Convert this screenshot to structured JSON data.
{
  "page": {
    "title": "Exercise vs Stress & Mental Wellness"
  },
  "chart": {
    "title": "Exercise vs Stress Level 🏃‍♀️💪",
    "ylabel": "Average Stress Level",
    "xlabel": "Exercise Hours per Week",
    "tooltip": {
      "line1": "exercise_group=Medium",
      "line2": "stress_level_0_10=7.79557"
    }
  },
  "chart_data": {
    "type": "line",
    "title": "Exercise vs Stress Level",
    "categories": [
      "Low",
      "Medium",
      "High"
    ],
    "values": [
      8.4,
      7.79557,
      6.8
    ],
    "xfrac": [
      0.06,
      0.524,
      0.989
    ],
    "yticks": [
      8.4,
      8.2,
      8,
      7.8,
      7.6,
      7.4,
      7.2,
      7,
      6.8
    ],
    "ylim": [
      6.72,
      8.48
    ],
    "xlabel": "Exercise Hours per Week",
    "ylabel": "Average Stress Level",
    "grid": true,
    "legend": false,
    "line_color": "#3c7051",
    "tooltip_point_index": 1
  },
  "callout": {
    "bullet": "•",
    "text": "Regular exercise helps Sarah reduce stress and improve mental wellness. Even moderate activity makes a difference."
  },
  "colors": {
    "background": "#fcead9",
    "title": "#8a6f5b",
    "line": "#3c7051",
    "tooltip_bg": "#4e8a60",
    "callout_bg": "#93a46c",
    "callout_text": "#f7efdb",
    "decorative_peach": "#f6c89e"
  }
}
□ □ □ □ □
AIM: Go through the listing and copy all of it exactly.

THE REPLY:
Convert this screenshot to structured JSON data.
{
  "page": {
    "title": "Exercise vs Stress & Mental Wellness"
  },
  "chart": {
    "title": "Exercise vs Stress Level 🏃‍♀️💪",
    "ylabel": "Average Stress Level",
    "xlabel": "Exercise Hours per Week",
    "tooltip": {
      "line1": "exercise_group=Medium",
      "line2": "stress_level_0_10=7.79557"
    }
  },
  "chart_data": {
    "type": "line",
    "title": "Exercise vs Stress Level",
    "categories": [
      "Low",
      "Medium",
      "High"
    ],
    "values": [
      8.4,
      7.79557,
      6.8
    ],
    "xfrac": [
      0.06,
      0.524,
      0.989
    ],
    "yticks": [
      8.4,
      8.2,
      8,
      7.8,
      7.6,
      7.4,
      7.2,
      7,
      6.8
    ],
    "ylim": [
      6.72,
      8.48
    ],
    "xlabel": "Exercise Hours per Week",
    "ylabel": "Average Stress Level",
    "grid": true,
    "legend": false,
    "line_color": "#3c7051",
    "tooltip_point_index": 1
  },
  "callout": {
    "bullet": "•",
    "text": "Regular exercise helps Sarah reduce stress and improve mental wellness. Even moderate activity makes a difference."
  },
  "colors": {
    "background": "#fcead9",
    "title": "#8a6f5b",
    "line": "#3c7051",
    "tooltip_bg": "#4e8a60",
    "callout_bg": "#93a46c",
    "callout_text": "#f7efdb",
    "decorative_peach": "#f6c89e"
  }
}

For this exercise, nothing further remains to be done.